| WHAT IS REQUIRED |
Give the number of lines that include the word "bottom", nothing more.

Raw records
-=-=-=-=-

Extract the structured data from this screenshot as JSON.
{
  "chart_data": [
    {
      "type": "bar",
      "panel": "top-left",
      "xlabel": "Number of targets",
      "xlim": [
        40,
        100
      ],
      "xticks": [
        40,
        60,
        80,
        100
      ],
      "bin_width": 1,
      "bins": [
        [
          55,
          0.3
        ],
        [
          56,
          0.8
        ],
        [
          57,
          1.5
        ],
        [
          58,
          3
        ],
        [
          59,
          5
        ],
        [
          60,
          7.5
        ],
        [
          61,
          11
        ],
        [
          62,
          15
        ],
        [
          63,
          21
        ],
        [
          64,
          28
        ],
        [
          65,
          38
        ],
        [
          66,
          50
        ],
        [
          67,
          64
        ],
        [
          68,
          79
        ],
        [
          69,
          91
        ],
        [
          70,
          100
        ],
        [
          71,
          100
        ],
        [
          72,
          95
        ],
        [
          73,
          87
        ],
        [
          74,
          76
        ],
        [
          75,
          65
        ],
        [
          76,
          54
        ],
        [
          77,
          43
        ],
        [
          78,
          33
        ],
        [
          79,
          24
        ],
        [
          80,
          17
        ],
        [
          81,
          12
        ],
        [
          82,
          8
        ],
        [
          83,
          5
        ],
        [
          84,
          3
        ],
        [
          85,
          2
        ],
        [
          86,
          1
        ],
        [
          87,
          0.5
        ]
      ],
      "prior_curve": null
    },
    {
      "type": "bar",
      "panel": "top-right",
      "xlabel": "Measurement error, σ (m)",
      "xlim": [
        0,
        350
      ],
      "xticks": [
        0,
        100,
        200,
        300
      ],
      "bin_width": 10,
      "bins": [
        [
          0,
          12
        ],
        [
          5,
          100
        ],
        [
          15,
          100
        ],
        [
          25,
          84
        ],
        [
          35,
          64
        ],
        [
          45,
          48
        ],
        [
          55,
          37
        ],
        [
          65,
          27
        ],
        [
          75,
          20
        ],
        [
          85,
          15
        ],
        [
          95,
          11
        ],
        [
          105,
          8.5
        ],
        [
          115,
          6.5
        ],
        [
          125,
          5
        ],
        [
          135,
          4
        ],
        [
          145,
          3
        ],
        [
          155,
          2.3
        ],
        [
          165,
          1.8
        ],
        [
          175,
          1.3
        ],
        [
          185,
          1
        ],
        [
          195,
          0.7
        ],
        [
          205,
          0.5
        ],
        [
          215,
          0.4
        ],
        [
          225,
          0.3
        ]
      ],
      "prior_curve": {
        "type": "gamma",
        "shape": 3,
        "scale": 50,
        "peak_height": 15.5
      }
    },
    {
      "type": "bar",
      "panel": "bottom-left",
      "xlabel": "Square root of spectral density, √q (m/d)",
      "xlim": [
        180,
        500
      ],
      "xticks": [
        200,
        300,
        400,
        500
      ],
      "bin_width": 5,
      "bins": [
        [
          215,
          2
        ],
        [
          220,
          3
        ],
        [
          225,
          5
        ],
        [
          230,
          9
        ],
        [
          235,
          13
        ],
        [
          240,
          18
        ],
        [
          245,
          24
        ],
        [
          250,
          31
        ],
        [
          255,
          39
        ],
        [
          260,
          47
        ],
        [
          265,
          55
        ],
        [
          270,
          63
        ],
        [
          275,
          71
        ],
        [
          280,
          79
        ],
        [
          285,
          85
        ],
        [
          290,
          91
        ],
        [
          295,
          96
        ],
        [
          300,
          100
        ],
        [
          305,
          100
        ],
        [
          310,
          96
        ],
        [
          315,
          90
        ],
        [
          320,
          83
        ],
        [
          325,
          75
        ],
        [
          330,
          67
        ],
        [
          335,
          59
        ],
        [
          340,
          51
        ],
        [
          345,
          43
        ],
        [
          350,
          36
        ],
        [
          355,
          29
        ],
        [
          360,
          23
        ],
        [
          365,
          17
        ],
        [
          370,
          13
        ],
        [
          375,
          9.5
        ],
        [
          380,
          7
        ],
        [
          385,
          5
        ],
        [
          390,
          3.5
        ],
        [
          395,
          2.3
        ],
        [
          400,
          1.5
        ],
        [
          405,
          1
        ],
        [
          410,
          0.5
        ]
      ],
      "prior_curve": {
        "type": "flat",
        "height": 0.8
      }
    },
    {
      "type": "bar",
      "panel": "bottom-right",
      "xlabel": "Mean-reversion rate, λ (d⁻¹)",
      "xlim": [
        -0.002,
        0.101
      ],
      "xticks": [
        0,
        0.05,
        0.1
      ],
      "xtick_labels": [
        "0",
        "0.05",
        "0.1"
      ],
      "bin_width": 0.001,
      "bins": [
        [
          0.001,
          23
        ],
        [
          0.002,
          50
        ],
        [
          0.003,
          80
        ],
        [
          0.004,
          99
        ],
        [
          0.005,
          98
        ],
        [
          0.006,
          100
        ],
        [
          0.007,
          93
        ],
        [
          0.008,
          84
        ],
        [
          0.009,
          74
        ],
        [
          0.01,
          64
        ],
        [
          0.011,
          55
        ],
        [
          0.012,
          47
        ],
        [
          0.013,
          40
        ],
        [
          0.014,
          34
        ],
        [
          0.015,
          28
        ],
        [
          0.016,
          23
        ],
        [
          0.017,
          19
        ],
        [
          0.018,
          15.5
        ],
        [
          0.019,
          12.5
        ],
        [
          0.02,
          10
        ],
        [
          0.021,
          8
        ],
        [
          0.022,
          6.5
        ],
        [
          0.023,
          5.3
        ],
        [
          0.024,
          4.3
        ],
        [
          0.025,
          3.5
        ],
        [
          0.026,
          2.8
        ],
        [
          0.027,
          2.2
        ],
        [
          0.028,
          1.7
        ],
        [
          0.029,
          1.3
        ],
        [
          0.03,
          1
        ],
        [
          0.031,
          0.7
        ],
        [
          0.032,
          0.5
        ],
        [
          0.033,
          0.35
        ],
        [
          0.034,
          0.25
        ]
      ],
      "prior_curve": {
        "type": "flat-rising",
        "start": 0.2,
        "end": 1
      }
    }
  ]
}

-=-=-=-=-

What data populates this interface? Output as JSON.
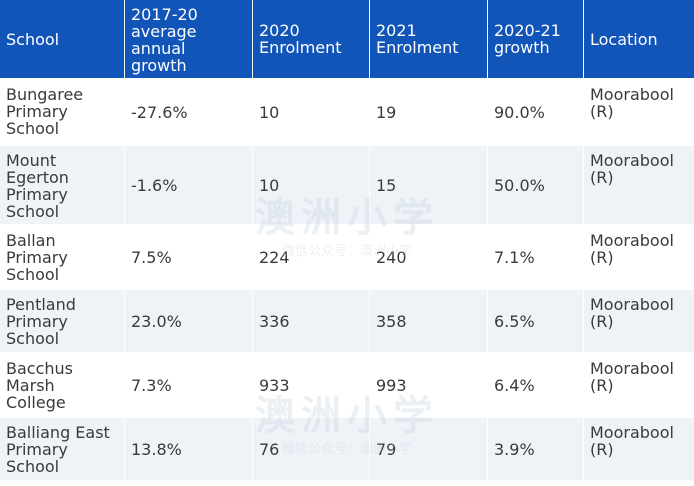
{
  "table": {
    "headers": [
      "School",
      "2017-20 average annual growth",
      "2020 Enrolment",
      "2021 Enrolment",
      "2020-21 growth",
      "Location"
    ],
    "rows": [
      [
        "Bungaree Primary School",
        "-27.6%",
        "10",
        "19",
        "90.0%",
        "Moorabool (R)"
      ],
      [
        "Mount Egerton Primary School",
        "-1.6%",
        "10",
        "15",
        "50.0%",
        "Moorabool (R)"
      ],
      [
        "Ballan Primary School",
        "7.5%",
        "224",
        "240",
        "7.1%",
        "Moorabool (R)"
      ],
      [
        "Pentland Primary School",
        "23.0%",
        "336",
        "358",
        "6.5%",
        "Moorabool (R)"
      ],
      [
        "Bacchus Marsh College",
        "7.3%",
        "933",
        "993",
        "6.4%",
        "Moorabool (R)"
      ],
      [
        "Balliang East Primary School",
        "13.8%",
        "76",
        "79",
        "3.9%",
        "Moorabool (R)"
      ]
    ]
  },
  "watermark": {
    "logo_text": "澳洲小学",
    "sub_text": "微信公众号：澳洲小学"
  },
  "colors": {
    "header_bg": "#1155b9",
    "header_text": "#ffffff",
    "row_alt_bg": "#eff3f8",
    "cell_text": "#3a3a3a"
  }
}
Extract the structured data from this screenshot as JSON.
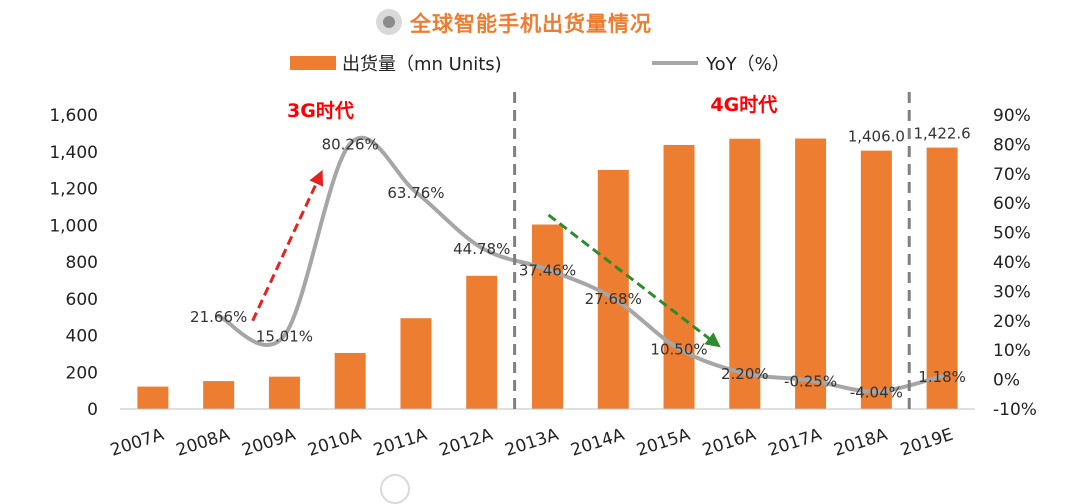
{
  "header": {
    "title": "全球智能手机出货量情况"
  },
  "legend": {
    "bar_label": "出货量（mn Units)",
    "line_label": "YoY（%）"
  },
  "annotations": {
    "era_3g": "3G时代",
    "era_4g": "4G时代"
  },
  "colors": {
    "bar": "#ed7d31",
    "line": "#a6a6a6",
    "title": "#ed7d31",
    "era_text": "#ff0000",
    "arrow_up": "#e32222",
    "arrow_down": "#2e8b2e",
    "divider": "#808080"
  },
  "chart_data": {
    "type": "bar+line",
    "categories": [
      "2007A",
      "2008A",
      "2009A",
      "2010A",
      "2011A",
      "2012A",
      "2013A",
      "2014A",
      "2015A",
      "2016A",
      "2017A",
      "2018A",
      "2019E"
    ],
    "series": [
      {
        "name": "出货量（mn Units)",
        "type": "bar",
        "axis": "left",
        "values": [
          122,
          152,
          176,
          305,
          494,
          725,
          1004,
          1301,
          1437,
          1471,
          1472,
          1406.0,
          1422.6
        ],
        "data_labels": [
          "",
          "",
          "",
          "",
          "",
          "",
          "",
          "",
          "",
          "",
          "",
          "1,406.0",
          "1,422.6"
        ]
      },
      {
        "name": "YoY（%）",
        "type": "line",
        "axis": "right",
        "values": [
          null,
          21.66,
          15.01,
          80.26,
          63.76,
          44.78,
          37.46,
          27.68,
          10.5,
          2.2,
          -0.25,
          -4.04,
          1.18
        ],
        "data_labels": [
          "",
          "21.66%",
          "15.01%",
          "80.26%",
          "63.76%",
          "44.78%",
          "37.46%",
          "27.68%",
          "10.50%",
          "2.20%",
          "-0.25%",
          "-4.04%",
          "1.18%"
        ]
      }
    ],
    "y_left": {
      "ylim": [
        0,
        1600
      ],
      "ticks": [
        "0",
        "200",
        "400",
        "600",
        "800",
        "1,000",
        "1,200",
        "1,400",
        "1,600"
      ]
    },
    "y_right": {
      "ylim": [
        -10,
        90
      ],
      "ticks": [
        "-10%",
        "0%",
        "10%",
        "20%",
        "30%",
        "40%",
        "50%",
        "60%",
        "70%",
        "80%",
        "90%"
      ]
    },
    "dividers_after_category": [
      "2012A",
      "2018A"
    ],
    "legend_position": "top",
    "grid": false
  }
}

-=-=-=-=-

| EXERCISE OUTPUT |
2